Estado de defesa e
estado de sítio
Em tempos
nebulosos, aconselha-se visitar a Constituição da República para
familiarizar-se com os mecanismos concebidos pelo constituinte, os quais visam
a defender o Estado e as instituições democráticas.
A Constituição
Federal prevê dois poderosos e excepcionais regimes: o estado de defesa
(art.136) e o estado de sítio (arts.137/139), sob cujo império normas
constitucionais disciplinam e limitam o exercício de poder extravagante e
inibem o gozo pleno de direitos e liberdades públicas e individuais.
Importa dizer
que inexiste o estado de calamidade pública! Calamidade pública é um dos
requisitos para a decretação do estado de defesa. Calamidade pública é estado
natural; estado de defesa, instrumento político-constitucional.
O estado de
defesa e o estado de sítio se decretam para preservar a integralidade do
Estado, em conformidade com seu modelo constitucional, e, necessariamente,
devem defender as instituições democráticas, mesmo em situações anômalas.
Compete ao
presidente da República decretar o estado de defesa, ouvidos o Conselho da
República e o Conselho de Defesa Nacional.
A decretação
do estado de defesa visa preservar ou, prontamente, restabelecer, em locais
restritos e determinados, a ordem pública ou a paz social, ameaçadas por grave
e iminente instabilidade institucional ou atingidas por calamidades de grandes
proporções na natureza.

(Registros das regiões de layout)
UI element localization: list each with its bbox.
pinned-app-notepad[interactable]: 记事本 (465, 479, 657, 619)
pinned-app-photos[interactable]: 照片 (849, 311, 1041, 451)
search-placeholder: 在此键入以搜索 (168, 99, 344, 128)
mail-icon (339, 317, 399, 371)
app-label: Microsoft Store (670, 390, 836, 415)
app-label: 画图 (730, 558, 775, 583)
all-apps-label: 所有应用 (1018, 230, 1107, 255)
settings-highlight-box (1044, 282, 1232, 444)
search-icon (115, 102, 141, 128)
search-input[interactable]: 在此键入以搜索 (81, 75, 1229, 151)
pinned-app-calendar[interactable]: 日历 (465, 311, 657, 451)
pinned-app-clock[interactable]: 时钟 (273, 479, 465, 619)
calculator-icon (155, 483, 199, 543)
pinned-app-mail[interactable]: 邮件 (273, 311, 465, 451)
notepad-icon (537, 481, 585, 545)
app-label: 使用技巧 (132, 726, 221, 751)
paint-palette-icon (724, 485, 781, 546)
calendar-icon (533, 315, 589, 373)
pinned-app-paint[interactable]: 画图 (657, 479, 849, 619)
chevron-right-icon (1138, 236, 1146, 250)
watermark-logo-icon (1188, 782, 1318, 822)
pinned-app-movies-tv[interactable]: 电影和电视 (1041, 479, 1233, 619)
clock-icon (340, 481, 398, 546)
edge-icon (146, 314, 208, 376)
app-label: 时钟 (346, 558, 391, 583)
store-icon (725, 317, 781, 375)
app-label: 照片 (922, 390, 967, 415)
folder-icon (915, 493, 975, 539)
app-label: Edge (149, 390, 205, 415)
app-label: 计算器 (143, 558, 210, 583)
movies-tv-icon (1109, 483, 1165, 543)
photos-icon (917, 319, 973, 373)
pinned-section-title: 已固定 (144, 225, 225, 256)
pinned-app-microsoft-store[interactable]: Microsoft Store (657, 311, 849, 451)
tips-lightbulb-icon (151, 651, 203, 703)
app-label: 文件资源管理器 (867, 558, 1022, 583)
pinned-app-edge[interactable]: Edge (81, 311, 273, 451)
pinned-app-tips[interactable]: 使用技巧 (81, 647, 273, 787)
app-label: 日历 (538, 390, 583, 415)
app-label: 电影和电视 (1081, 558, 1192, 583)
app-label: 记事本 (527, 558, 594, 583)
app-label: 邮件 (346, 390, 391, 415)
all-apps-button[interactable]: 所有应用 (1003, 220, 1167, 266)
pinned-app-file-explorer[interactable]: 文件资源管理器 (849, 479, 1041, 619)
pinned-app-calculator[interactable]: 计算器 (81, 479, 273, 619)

Enunciado: Copie, do texto sobre estado de defesa e estado de sítio, o trecho compreendido entre "Estado de defesa e" e "as instituições democráticas.", incluindo as duas extremidades.

Resolução:
Estado de defesa e
estado de sítio
Em tempos
nebulosos, aconselha-se visitar a Constituição da República para
familiarizar-se com os mecanismos concebidos pelo constituinte, os quais visam
a defender o Estado e as instituições democráticas.